Copy the records below word for word, leaving every line unchanged.

*** Supplied records ***

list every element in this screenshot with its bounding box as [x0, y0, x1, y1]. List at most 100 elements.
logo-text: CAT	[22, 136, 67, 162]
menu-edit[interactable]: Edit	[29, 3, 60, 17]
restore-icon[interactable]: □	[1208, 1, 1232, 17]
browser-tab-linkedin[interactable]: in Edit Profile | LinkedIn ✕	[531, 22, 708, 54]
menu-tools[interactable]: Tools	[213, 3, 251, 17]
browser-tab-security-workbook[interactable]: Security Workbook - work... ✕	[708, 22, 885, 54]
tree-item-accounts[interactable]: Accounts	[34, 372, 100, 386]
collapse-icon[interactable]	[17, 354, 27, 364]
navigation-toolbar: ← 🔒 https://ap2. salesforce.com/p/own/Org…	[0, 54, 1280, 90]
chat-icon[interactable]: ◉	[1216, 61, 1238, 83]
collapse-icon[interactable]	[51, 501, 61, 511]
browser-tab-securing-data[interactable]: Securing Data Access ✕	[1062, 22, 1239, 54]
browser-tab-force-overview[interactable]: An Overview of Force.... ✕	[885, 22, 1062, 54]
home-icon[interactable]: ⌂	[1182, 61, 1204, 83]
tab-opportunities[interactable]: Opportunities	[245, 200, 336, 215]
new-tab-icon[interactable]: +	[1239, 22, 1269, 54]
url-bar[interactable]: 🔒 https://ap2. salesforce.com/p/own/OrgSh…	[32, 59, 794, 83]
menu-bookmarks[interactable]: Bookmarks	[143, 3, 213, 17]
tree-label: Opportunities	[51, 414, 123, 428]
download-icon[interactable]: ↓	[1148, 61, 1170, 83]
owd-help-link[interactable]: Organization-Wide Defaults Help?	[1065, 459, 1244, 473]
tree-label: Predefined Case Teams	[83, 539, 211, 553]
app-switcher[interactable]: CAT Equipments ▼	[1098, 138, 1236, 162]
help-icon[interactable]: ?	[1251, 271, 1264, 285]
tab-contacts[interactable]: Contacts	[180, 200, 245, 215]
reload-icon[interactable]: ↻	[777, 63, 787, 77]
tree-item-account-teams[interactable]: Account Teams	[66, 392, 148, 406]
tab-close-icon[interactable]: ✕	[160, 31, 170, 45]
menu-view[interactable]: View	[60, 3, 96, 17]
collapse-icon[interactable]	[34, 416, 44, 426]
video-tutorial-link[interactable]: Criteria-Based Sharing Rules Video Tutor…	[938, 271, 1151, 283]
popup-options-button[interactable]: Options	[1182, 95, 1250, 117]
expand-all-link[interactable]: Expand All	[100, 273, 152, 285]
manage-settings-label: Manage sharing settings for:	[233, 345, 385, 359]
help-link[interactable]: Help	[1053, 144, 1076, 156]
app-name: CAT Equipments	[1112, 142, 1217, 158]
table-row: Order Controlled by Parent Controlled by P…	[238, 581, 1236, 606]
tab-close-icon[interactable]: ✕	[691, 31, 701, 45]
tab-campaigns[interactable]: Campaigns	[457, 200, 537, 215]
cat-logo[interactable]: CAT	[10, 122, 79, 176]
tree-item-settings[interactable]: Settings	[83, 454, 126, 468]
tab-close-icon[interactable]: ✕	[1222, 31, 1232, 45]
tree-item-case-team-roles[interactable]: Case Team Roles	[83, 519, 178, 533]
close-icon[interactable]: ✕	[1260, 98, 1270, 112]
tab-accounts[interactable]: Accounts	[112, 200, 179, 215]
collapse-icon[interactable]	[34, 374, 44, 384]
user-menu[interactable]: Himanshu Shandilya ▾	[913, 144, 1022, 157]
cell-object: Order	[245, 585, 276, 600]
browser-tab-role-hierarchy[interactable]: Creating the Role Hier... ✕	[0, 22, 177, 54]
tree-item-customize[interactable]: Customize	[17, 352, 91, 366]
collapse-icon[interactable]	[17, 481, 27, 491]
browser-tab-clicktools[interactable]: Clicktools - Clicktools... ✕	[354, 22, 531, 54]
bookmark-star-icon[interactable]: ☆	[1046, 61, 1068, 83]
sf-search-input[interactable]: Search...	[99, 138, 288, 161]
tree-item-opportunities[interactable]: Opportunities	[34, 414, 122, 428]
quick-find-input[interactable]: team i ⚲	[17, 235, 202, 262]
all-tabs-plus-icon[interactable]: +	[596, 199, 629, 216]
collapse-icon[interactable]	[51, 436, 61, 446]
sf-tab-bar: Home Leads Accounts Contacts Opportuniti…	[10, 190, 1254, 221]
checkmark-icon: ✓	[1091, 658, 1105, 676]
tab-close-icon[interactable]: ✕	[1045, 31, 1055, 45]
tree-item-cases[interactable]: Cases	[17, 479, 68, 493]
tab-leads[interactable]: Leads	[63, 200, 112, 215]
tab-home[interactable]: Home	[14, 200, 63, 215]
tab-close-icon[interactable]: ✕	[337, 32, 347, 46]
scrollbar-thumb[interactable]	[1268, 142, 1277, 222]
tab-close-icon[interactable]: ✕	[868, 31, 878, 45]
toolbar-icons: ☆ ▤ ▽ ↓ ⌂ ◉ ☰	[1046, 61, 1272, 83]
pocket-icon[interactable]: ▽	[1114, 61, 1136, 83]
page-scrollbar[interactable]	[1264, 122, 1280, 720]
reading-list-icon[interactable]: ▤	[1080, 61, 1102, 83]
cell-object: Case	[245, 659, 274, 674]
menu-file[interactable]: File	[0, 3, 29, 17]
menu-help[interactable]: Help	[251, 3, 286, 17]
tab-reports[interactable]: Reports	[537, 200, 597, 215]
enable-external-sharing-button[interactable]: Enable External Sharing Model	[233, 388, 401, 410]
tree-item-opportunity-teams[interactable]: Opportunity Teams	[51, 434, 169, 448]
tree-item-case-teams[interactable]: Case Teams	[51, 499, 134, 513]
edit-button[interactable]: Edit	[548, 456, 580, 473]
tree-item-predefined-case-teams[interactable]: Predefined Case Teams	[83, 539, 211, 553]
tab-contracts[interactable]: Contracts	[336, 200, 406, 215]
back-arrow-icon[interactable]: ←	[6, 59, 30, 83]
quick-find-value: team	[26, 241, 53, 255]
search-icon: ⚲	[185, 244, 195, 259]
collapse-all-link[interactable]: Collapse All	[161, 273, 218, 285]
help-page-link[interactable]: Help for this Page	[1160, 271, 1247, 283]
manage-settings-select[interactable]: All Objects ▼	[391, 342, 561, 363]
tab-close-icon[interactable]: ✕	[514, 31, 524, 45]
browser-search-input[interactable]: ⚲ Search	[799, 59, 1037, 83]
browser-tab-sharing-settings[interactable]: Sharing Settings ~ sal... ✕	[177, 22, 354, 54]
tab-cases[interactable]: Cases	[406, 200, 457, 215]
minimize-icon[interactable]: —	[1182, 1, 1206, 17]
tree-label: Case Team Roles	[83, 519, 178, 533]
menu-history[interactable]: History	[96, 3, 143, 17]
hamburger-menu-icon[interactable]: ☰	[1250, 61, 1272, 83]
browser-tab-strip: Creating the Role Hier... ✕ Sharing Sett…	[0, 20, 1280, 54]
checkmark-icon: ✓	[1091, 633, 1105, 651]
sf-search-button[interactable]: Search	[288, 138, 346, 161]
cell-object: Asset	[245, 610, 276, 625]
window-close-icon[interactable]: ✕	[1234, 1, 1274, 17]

***

The completed task -
list every element in this screenshot with its bounding box as [x0, y0, x1, y1]. List at most 100 elements.
logo-text: CAT	[22, 136, 67, 162]
menu-edit[interactable]: Edit	[29, 3, 60, 17]
restore-icon[interactable]: □	[1208, 1, 1232, 17]
browser-tab-linkedin[interactable]: in Edit Profile | LinkedIn ✕	[531, 22, 708, 54]
menu-tools[interactable]: Tools	[213, 3, 251, 17]
browser-tab-security-workbook[interactable]: Security Workbook - work... ✕	[708, 22, 885, 54]
tree-item-accounts[interactable]: Accounts	[34, 372, 100, 386]
collapse-icon[interactable]	[17, 354, 27, 364]
navigation-toolbar: ← 🔒 https://ap2. salesforce.com/p/own/Org…	[0, 54, 1280, 90]
chat-icon[interactable]: ◉	[1216, 61, 1238, 83]
collapse-icon[interactable]	[51, 501, 61, 511]
browser-tab-securing-data[interactable]: Securing Data Access ✕	[1062, 22, 1239, 54]
browser-tab-force-overview[interactable]: An Overview of Force.... ✕	[885, 22, 1062, 54]
home-icon[interactable]: ⌂	[1182, 61, 1204, 83]
tab-opportunities[interactable]: Opportunities	[245, 200, 336, 215]
new-tab-icon[interactable]: +	[1239, 22, 1269, 54]
url-bar[interactable]: 🔒 https://ap2. salesforce.com/p/own/OrgSh…	[32, 59, 794, 83]
menu-bookmarks[interactable]: Bookmarks	[143, 3, 213, 17]
tree-label: Opportunities	[51, 414, 123, 428]
download-icon[interactable]: ↓	[1148, 61, 1170, 83]
owd-help-link[interactable]: Organization-Wide Defaults Help?	[1065, 459, 1244, 473]
tree-label: Predefined Case Teams	[83, 539, 211, 553]
app-switcher[interactable]: CAT Equipments ▼	[1098, 138, 1236, 162]
help-icon[interactable]: ?	[1251, 271, 1264, 285]
tab-contacts[interactable]: Contacts	[180, 200, 245, 215]
reload-icon[interactable]: ↻	[777, 63, 787, 77]
tree-item-account-teams[interactable]: Account Teams	[66, 392, 148, 406]
tab-close-icon[interactable]: ✕	[160, 31, 170, 45]
menu-view[interactable]: View	[60, 3, 96, 17]
collapse-icon[interactable]	[34, 416, 44, 426]
video-tutorial-link[interactable]: Criteria-Based Sharing Rules Video Tutor…	[938, 271, 1151, 283]
popup-options-button[interactable]: Options	[1182, 95, 1250, 117]
expand-all-link[interactable]: Expand All	[100, 273, 152, 285]
manage-settings-label: Manage sharing settings for:	[233, 345, 385, 359]
help-link[interactable]: Help	[1053, 144, 1076, 156]
app-name: CAT Equipments	[1112, 142, 1217, 158]
table-row: Order Controlled by Parent Controlled by P…	[238, 581, 1236, 606]
tab-close-icon[interactable]: ✕	[691, 31, 701, 45]
tab-campaigns[interactable]: Campaigns	[457, 200, 537, 215]
cat-logo[interactable]: CAT	[10, 122, 79, 176]
tree-item-settings[interactable]: Settings	[83, 454, 126, 468]
tab-close-icon[interactable]: ✕	[1222, 31, 1232, 45]
tree-item-case-team-roles[interactable]: Case Team Roles	[83, 519, 178, 533]
close-icon[interactable]: ✕	[1260, 98, 1270, 112]
tab-accounts[interactable]: Accounts	[112, 200, 179, 215]
collapse-icon[interactable]	[34, 374, 44, 384]
user-menu[interactable]: Himanshu Shandilya ▾	[913, 144, 1022, 157]
cell-object: Order	[245, 585, 276, 600]
browser-tab-role-hierarchy[interactable]: Creating the Role Hier... ✕	[0, 22, 177, 54]
tree-item-customize[interactable]: Customize	[17, 352, 91, 366]
collapse-icon[interactable]	[17, 481, 27, 491]
browser-tab-clicktools[interactable]: Clicktools - Clicktools... ✕	[354, 22, 531, 54]
bookmark-star-icon[interactable]: ☆	[1046, 61, 1068, 83]
sf-search-input[interactable]: Search...	[99, 138, 288, 161]
tree-item-opportunities[interactable]: Opportunities	[34, 414, 122, 428]
quick-find-input[interactable]: team i ⚲	[17, 235, 202, 262]
all-tabs-plus-icon[interactable]: +	[596, 199, 629, 216]
collapse-icon[interactable]	[51, 436, 61, 446]
sf-tab-bar: Home Leads Accounts Contacts Opportuniti…	[10, 190, 1254, 221]
checkmark-icon: ✓	[1091, 658, 1105, 676]
tab-close-icon[interactable]: ✕	[1045, 31, 1055, 45]
tree-item-cases[interactable]: Cases	[17, 479, 68, 493]
tab-leads[interactable]: Leads	[63, 200, 112, 215]
tab-home[interactable]: Home	[14, 200, 63, 215]
tab-close-icon[interactable]: ✕	[337, 32, 347, 46]
scrollbar-thumb[interactable]	[1268, 142, 1277, 222]
tab-close-icon[interactable]: ✕	[868, 31, 878, 45]
toolbar-icons: ☆ ▤ ▽ ↓ ⌂ ◉ ☰	[1046, 61, 1272, 83]
pocket-icon[interactable]: ▽	[1114, 61, 1136, 83]
page-scrollbar[interactable]	[1264, 122, 1280, 720]
reading-list-icon[interactable]: ▤	[1080, 61, 1102, 83]
cell-object: Case	[245, 659, 274, 674]
menu-file[interactable]: File	[0, 3, 29, 17]
menu-help[interactable]: Help	[251, 3, 286, 17]
tab-reports[interactable]: Reports	[537, 200, 597, 215]
enable-external-sharing-button[interactable]: Enable External Sharing Model	[233, 388, 401, 410]
tree-item-opportunity-teams[interactable]: Opportunity Teams	[51, 434, 169, 448]
tree-item-case-teams[interactable]: Case Teams	[51, 499, 134, 513]
edit-button[interactable]: Edit	[548, 456, 580, 473]
tree-item-predefined-case-teams[interactable]: Predefined Case Teams	[83, 539, 211, 553]
tab-contracts[interactable]: Contracts	[336, 200, 406, 215]
back-arrow-icon[interactable]: ←	[6, 59, 30, 83]
quick-find-value: team	[26, 241, 53, 255]
search-icon: ⚲	[185, 244, 195, 259]
collapse-all-link[interactable]: Collapse All	[161, 273, 218, 285]
help-page-link[interactable]: Help for this Page	[1160, 271, 1247, 283]
manage-settings-select[interactable]: All Objects ▼	[391, 342, 561, 363]
tab-close-icon[interactable]: ✕	[514, 31, 524, 45]
browser-search-input[interactable]: ⚲ Search	[799, 59, 1037, 83]
browser-tab-sharing-settings[interactable]: Sharing Settings ~ sal... ✕	[177, 22, 354, 54]
tab-cases[interactable]: Cases	[406, 200, 457, 215]
minimize-icon[interactable]: —	[1182, 1, 1206, 17]
tree-label: Case Team Roles	[83, 519, 178, 533]
menu-history[interactable]: History	[96, 3, 143, 17]
hamburger-menu-icon[interactable]: ☰	[1250, 61, 1272, 83]
browser-tab-strip: Creating the Role Hier... ✕ Sharing Sett…	[0, 20, 1280, 54]
checkmark-icon: ✓	[1091, 633, 1105, 651]
sf-search-button[interactable]: Search	[288, 138, 346, 161]
cell-object: Asset	[245, 610, 276, 625]
window-close-icon[interactable]: ✕	[1234, 1, 1274, 17]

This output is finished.